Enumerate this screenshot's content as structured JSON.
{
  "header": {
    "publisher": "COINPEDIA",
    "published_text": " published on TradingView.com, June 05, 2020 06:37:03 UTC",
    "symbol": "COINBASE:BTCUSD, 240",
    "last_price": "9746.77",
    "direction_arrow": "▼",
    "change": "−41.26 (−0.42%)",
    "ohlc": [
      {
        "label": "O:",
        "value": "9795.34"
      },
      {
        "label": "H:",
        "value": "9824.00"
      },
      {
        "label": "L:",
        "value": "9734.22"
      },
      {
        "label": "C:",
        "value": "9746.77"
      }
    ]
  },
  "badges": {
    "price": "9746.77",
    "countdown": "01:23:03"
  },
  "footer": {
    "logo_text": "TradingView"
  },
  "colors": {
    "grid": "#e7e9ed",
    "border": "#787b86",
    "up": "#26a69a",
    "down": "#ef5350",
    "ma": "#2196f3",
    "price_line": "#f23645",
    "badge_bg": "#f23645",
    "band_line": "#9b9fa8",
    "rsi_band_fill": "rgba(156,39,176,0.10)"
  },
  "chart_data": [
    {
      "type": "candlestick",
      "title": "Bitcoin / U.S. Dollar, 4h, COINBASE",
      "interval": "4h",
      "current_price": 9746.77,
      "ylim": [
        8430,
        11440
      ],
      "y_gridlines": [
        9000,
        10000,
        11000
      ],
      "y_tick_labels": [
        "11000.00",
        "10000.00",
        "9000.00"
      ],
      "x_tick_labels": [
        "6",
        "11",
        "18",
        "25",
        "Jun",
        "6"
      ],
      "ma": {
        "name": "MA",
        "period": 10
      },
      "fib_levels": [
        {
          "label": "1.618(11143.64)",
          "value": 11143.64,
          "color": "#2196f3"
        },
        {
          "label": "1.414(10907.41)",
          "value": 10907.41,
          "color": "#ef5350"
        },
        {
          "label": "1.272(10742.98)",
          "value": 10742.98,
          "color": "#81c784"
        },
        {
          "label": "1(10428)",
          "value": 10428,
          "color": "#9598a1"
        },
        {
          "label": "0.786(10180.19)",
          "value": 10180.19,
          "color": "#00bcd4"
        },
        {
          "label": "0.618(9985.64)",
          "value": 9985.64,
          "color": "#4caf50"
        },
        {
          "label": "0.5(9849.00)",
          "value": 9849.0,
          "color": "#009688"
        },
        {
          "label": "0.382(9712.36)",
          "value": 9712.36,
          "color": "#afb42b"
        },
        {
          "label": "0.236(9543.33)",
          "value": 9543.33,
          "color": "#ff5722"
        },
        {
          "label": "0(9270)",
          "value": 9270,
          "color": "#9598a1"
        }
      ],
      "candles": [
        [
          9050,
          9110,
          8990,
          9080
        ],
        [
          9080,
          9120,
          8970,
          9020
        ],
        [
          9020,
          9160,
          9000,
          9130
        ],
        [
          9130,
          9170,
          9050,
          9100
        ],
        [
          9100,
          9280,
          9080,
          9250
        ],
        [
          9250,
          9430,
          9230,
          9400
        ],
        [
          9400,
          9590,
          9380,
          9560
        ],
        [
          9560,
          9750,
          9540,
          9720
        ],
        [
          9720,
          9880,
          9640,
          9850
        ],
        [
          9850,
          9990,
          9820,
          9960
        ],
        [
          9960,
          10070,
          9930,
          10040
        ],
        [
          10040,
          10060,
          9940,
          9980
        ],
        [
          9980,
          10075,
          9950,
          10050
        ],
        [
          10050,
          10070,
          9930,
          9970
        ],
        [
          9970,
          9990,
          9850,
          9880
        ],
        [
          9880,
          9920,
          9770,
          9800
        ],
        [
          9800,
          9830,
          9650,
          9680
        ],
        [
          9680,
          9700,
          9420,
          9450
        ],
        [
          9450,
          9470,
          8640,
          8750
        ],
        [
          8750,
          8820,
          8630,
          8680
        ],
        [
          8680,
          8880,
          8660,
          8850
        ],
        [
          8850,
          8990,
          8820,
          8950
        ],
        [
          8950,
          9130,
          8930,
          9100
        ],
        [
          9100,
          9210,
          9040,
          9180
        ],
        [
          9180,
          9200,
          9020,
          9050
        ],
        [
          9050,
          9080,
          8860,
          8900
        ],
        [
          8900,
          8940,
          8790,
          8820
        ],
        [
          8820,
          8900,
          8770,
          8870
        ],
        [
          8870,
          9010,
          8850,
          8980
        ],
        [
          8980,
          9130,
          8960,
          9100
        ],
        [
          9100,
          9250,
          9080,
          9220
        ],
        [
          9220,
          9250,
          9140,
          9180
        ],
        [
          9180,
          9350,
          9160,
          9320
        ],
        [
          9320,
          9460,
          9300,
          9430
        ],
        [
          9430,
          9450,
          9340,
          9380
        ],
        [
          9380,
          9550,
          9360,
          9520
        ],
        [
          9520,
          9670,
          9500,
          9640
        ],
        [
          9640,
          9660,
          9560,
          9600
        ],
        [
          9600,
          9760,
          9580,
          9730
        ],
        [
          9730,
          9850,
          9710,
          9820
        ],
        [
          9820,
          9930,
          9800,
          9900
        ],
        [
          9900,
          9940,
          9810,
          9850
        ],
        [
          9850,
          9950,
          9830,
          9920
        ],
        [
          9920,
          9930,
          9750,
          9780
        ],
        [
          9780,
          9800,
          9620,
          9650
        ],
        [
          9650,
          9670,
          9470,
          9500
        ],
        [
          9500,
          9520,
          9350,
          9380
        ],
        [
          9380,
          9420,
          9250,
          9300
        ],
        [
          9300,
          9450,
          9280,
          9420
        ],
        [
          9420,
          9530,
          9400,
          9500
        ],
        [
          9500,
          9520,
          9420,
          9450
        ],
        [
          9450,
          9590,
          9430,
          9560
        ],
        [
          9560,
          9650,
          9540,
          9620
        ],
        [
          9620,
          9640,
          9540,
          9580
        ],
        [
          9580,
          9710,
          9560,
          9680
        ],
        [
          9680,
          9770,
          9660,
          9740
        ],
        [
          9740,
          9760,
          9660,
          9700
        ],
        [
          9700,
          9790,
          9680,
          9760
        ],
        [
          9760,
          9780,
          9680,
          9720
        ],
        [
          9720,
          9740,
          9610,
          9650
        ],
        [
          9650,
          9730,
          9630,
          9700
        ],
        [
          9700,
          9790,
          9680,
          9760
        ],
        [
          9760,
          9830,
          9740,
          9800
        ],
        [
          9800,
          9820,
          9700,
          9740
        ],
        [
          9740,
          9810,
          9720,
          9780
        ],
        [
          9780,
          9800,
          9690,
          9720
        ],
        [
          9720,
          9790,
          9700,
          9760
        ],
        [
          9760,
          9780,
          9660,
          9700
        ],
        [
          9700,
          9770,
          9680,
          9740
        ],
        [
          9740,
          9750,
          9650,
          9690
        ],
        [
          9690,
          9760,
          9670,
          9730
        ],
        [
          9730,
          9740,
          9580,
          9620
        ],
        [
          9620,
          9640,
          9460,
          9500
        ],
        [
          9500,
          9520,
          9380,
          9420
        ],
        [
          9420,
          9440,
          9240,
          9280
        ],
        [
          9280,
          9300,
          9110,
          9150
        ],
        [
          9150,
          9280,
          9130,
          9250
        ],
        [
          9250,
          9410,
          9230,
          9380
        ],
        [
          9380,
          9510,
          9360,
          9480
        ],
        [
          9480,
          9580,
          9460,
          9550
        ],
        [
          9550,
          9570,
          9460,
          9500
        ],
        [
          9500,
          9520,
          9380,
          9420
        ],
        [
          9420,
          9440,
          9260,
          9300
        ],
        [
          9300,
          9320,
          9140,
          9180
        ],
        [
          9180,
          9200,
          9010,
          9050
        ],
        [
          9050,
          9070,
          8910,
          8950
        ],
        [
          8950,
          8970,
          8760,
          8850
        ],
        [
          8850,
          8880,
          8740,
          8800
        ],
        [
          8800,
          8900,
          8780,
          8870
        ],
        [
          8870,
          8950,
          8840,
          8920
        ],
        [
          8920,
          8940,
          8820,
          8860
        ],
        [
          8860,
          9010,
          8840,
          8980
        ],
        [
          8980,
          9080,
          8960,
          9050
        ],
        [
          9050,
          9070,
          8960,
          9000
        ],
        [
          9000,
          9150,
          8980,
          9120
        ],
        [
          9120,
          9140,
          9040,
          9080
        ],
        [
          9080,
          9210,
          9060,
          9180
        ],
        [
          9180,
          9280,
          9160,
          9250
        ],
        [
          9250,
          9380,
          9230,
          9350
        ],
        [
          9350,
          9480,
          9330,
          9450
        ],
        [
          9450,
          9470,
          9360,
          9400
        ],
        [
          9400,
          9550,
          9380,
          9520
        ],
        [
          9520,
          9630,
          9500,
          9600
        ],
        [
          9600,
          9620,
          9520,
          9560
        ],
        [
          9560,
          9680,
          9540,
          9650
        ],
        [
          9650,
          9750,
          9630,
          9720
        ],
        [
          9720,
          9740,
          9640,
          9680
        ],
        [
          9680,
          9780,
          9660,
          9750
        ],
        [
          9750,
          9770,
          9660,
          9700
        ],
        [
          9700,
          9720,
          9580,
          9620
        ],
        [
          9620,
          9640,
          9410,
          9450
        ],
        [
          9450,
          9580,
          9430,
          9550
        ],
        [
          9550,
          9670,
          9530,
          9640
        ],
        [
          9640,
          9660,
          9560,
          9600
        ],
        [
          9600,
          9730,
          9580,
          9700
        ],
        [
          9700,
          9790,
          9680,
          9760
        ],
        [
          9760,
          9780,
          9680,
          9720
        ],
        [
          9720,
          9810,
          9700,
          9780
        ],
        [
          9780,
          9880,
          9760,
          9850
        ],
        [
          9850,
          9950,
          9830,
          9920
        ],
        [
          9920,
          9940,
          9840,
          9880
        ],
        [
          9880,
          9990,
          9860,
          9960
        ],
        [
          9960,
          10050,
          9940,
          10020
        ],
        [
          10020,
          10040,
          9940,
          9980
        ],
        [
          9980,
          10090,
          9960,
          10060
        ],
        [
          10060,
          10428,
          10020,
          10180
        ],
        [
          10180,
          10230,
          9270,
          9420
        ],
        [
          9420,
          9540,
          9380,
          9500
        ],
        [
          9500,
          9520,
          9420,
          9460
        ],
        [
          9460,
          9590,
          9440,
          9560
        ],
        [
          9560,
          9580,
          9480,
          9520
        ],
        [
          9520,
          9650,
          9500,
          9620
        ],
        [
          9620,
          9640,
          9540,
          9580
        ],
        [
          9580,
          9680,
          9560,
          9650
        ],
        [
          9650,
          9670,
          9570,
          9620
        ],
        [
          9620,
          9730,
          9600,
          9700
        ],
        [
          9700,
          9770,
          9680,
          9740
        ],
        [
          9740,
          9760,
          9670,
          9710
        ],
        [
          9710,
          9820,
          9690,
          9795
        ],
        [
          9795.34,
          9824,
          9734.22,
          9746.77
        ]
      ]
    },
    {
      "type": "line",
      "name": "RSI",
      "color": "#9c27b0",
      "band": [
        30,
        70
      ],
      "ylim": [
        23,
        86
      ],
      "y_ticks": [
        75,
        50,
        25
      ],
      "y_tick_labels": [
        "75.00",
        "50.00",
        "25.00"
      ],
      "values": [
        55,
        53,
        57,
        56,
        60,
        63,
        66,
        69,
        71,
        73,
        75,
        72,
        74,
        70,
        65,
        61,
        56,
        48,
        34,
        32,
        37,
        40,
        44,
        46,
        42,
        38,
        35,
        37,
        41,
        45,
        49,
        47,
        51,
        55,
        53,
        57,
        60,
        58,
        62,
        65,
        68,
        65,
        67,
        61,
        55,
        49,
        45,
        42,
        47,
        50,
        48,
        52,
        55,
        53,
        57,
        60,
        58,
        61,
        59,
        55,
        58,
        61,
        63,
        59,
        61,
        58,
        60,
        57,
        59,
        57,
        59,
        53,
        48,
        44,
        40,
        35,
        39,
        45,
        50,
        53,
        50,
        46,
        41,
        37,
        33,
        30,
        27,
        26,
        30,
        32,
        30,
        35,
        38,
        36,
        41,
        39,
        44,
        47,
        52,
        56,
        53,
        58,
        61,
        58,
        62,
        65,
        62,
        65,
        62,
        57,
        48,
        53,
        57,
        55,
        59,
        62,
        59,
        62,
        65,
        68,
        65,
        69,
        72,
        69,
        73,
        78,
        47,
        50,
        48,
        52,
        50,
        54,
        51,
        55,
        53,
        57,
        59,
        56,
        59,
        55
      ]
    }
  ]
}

****

## Problem to work on
Search the records for the word "COINBASE", then list every line that has it.

## Result of the exercise
    "symbol": "COINBASE:BTCUSD, 240",
      "title": "Bitcoin / U.S. Dollar, 4h, COINBASE",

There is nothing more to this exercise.